> [What this task involves] Write out all the material exactly. Leave nothing out.

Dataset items
- - - - - - -

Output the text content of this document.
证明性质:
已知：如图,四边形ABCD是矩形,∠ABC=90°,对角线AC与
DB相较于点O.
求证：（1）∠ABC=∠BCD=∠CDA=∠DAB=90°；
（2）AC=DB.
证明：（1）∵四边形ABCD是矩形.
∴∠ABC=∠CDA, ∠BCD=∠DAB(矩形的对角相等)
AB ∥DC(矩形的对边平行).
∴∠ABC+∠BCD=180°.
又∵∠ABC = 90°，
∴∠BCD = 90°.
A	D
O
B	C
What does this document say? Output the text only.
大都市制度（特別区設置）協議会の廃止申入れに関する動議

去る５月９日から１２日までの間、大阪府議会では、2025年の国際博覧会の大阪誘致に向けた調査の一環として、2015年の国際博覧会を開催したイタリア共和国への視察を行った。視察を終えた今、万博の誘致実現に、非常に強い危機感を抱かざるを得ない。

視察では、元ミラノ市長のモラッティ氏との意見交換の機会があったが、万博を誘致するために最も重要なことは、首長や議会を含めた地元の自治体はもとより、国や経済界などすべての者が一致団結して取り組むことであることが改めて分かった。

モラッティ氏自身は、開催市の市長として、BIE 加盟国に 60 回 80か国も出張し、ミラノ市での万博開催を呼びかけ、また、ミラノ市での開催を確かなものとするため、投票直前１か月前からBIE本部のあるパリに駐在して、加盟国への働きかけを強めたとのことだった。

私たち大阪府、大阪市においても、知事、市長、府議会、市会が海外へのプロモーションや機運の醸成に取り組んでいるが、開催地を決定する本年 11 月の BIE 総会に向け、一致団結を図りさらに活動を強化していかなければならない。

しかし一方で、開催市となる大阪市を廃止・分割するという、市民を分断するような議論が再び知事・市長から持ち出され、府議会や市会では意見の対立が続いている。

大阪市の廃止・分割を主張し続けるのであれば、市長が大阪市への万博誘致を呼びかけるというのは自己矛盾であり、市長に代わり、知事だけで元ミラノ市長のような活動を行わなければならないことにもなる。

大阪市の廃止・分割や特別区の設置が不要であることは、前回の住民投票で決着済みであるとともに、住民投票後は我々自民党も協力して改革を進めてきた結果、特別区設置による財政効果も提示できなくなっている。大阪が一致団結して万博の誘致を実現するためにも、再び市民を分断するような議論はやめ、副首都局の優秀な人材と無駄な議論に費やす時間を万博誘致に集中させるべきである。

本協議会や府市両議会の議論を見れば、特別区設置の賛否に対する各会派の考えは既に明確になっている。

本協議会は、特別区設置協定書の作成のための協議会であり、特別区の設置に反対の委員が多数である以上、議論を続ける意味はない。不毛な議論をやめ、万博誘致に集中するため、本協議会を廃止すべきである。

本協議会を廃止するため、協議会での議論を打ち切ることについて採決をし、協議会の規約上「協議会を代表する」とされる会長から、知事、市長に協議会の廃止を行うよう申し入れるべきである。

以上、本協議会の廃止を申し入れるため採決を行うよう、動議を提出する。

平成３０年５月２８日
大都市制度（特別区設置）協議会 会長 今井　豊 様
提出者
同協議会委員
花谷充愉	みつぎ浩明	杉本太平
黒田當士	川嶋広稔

- - - - - - -

> [Response below]
Output the text content of this document.
证明性质:
已知：如图,四边形ABCD是矩形,∠ABC=90°,对角线AC与
DB相较于点O.
求证：（1）∠ABC=∠BCD=∠CDA=∠DAB=90°；
（2）AC=DB.
证明：（1）∵四边形ABCD是矩形.
∴∠ABC=∠CDA, ∠BCD=∠DAB(矩形的对角相等)
AB ∥DC(矩形的对边平行).
∴∠ABC+∠BCD=180°.
又∵∠ABC = 90°，
∴∠BCD = 90°.
A	D
O
B	C
What does this document say? Output the text only.
大都市制度（特別区設置）協議会の廃止申入れに関する動議

去る５月９日から１２日までの間、大阪府議会では、2025年の国際博覧会の大阪誘致に向けた調査の一環として、2015年の国際博覧会を開催したイタリア共和国への視察を行った。視察を終えた今、万博の誘致実現に、非常に強い危機感を抱かざるを得ない。

視察では、元ミラノ市長のモラッティ氏との意見交換の機会があったが、万博を誘致するために最も重要なことは、首長や議会を含めた地元の自治体はもとより、国や経済界などすべての者が一致団結して取り組むことであることが改めて分かった。

モラッティ氏自身は、開催市の市長として、BIE 加盟国に 60 回 80か国も出張し、ミラノ市での万博開催を呼びかけ、また、ミラノ市での開催を確かなものとするため、投票直前１か月前からBIE本部のあるパリに駐在して、加盟国への働きかけを強めたとのことだった。

私たち大阪府、大阪市においても、知事、市長、府議会、市会が海外へのプロモーションや機運の醸成に取り組んでいるが、開催地を決定する本年 11 月の BIE 総会に向け、一致団結を図りさらに活動を強化していかなければならない。

しかし一方で、開催市となる大阪市を廃止・分割するという、市民を分断するような議論が再び知事・市長から持ち出され、府議会や市会では意見の対立が続いている。

大阪市の廃止・分割を主張し続けるのであれば、市長が大阪市への万博誘致を呼びかけるというのは自己矛盾であり、市長に代わり、知事だけで元ミラノ市長のような活動を行わなければならないことにもなる。

大阪市の廃止・分割や特別区の設置が不要であることは、前回の住民投票で決着済みであるとともに、住民投票後は我々自民党も協力して改革を進めてきた結果、特別区設置による財政効果も提示できなくなっている。大阪が一致団結して万博の誘致を実現するためにも、再び市民を分断するような議論はやめ、副首都局の優秀な人材と無駄な議論に費やす時間を万博誘致に集中させるべきである。

本協議会や府市両議会の議論を見れば、特別区設置の賛否に対する各会派の考えは既に明確になっている。

本協議会は、特別区設置協定書の作成のための協議会であり、特別区の設置に反対の委員が多数である以上、議論を続ける意味はない。不毛な議論をやめ、万博誘致に集中するため、本協議会を廃止すべきである。

本協議会を廃止するため、協議会での議論を打ち切ることについて採決をし、協議会の規約上「協議会を代表する」とされる会長から、知事、市長に協議会の廃止を行うよう申し入れるべきである。

以上、本協議会の廃止を申し入れるため採決を行うよう、動議を提出する。

平成３０年５月２８日
大都市制度（特別区設置）協議会 会長 今井　豊 様
提出者
同協議会委員
花谷充愉	みつぎ浩明	杉本太平
黒田當士	川嶋広稔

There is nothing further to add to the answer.